━━ Provided data ━━

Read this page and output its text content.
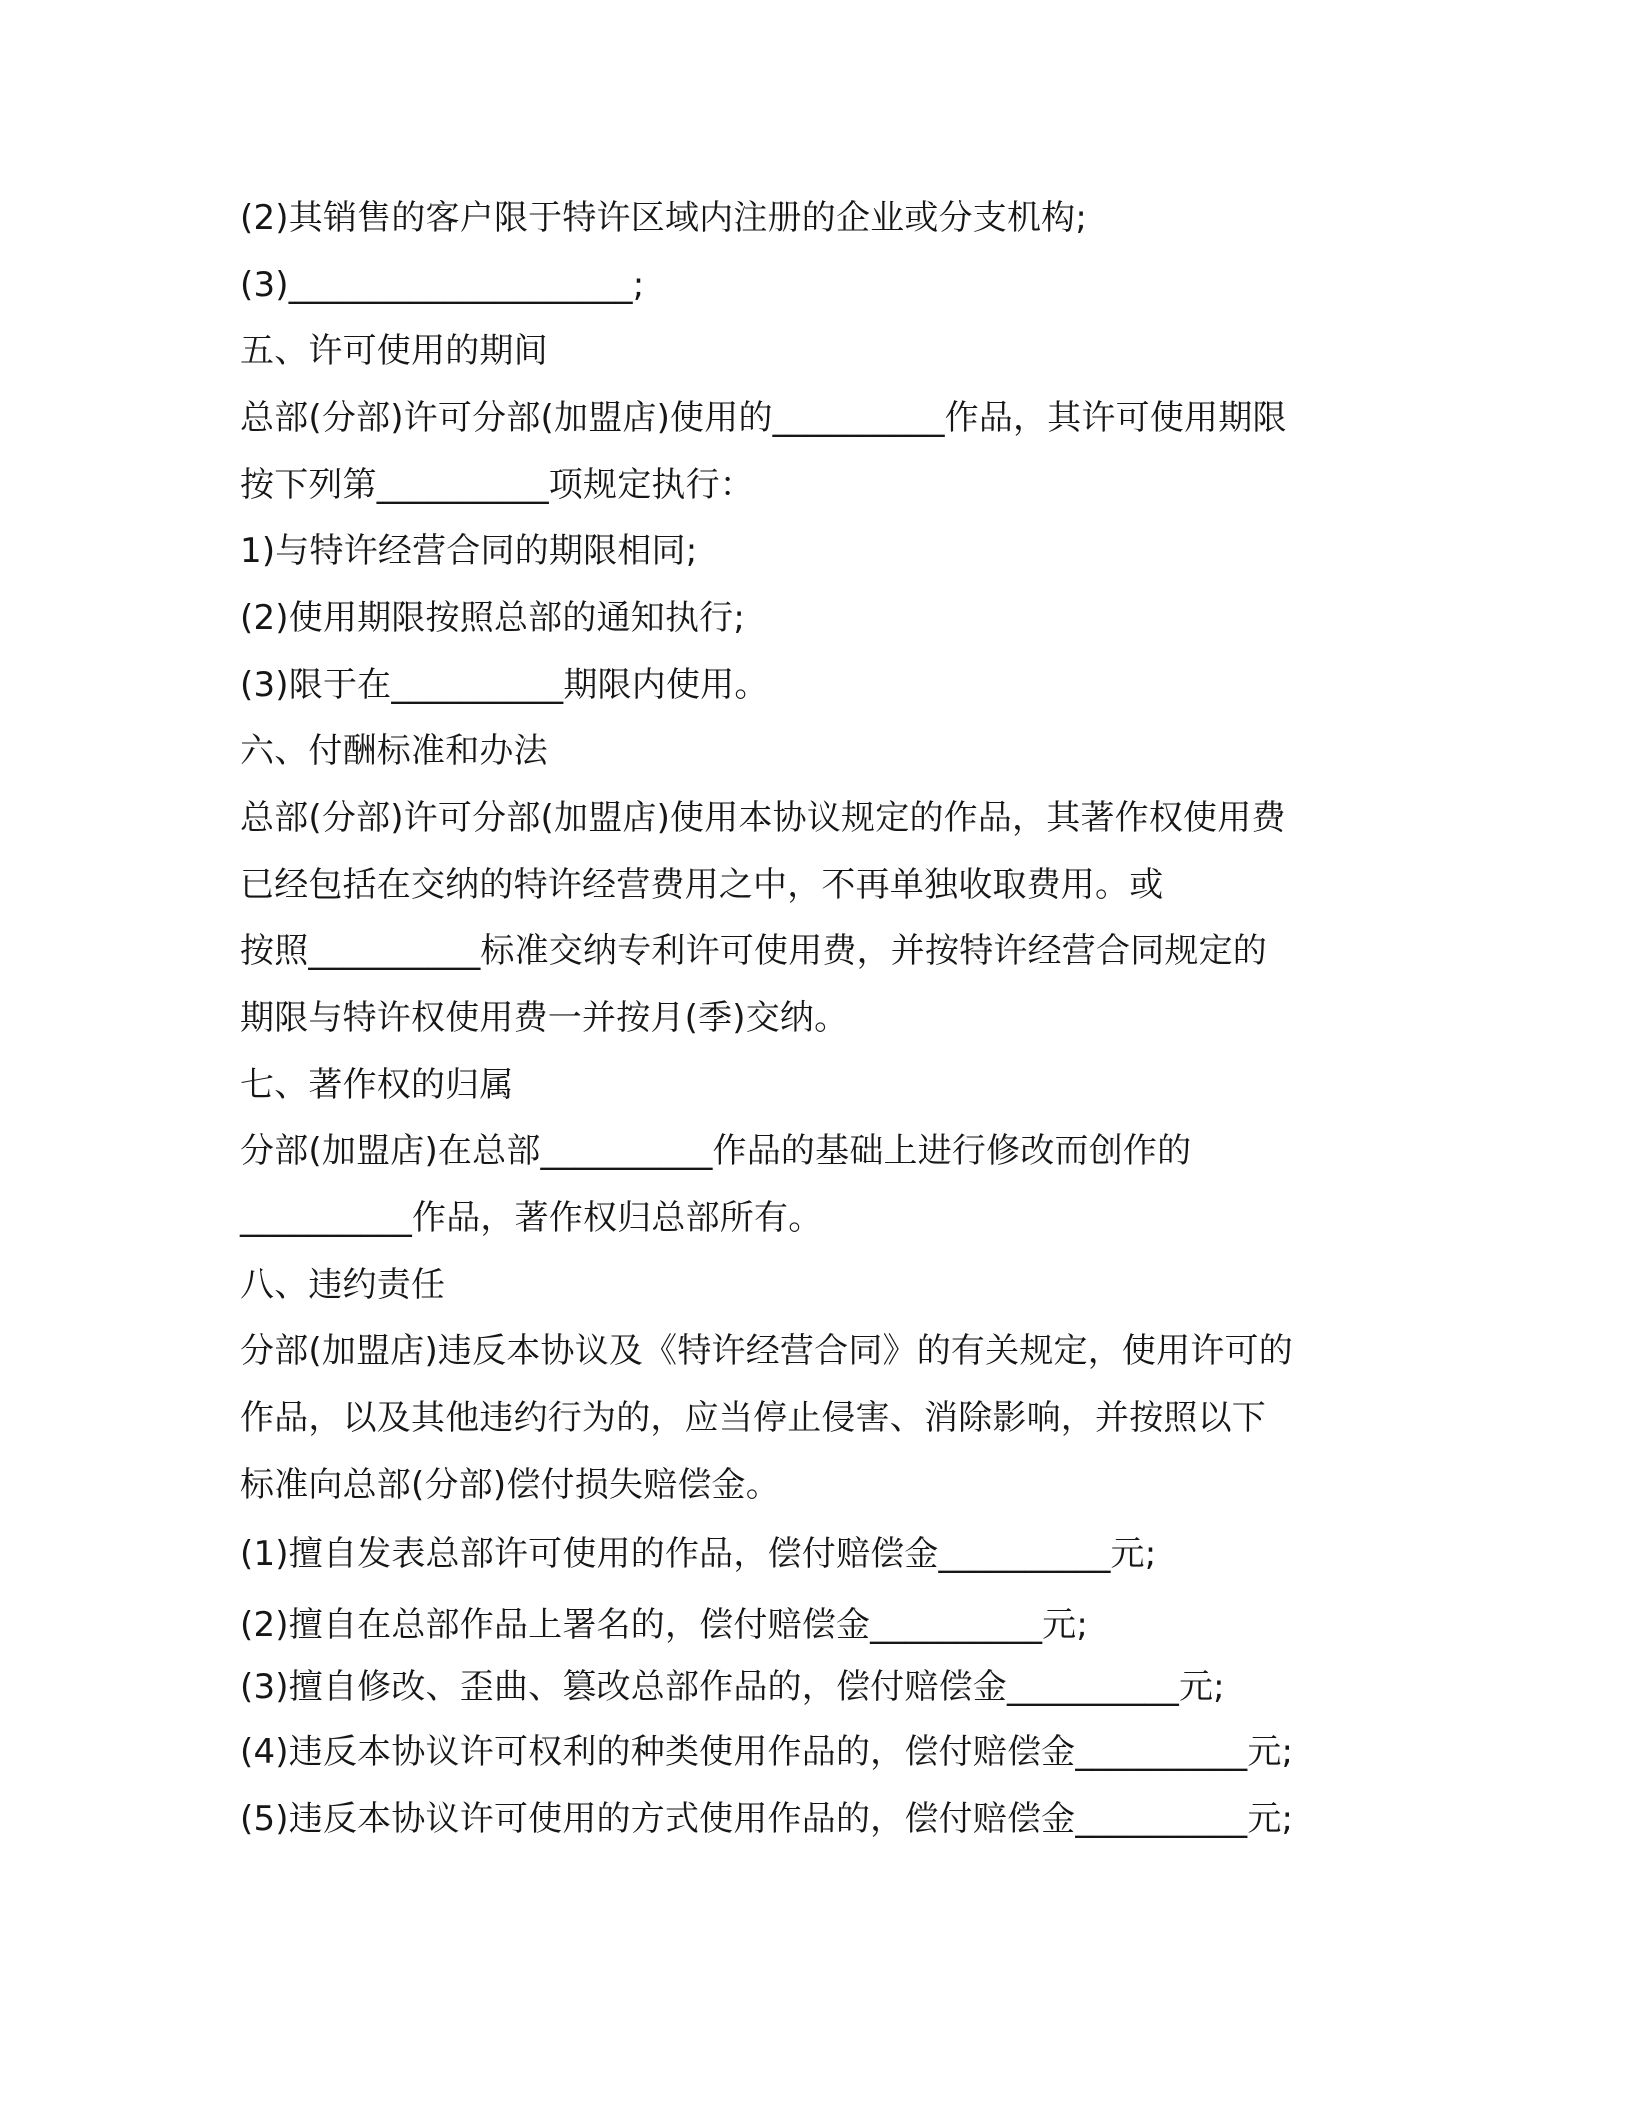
(2)其销售的客户限于特许区域内注册的企业或分支机构;
(3)____________________;
五、许可使用的期间
总部(分部)许可分部(加盟店)使用的__________作品，其许可使用期限
按下列第__________项规定执行：
1)与特许经营合同的期限相同;
(2)使用期限按照总部的通知执行;
(3)限于在__________期限内使用。
六、付酬标准和办法
总部(分部)许可分部(加盟店)使用本协议规定的作品，其著作权使用费
已经包括在交纳的特许经营费用之中，不再单独收取费用。或
按照__________标准交纳专利许可使用费，并按特许经营合同规定的
期限与特许权使用费一并按月(季)交纳。
七、著作权的归属
分部(加盟店)在总部__________作品的基础上进行修改而创作的
__________作品，著作权归总部所有。
八、违约责任
分部(加盟店)违反本协议及《特许经营合同》的有关规定，使用许可的
作品，以及其他违约行为的，应当停止侵害、消除影响，并按照以下
标准向总部(分部)偿付损失赔偿金。
(1)擅自发表总部许可使用的作品，偿付赔偿金__________元;
(2)擅自在总部作品上署名的，偿付赔偿金__________元;
(3)擅自修改、歪曲、篡改总部作品的，偿付赔偿金__________元;
(4)违反本协议许可权利的种类使用作品的，偿付赔偿金__________元;
(5)违反本协议许可使用的方式使用作品的，偿付赔偿金__________元;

━━━

# Your goal
Go through the listing above and locate each line that holds the word "许可分部". Copy those lines.

# The solution
总部(分部)许可分部(加盟店)使用的__________作品，其许可使用期限
总部(分部)许可分部(加盟店)使用本协议规定的作品，其著作权使用费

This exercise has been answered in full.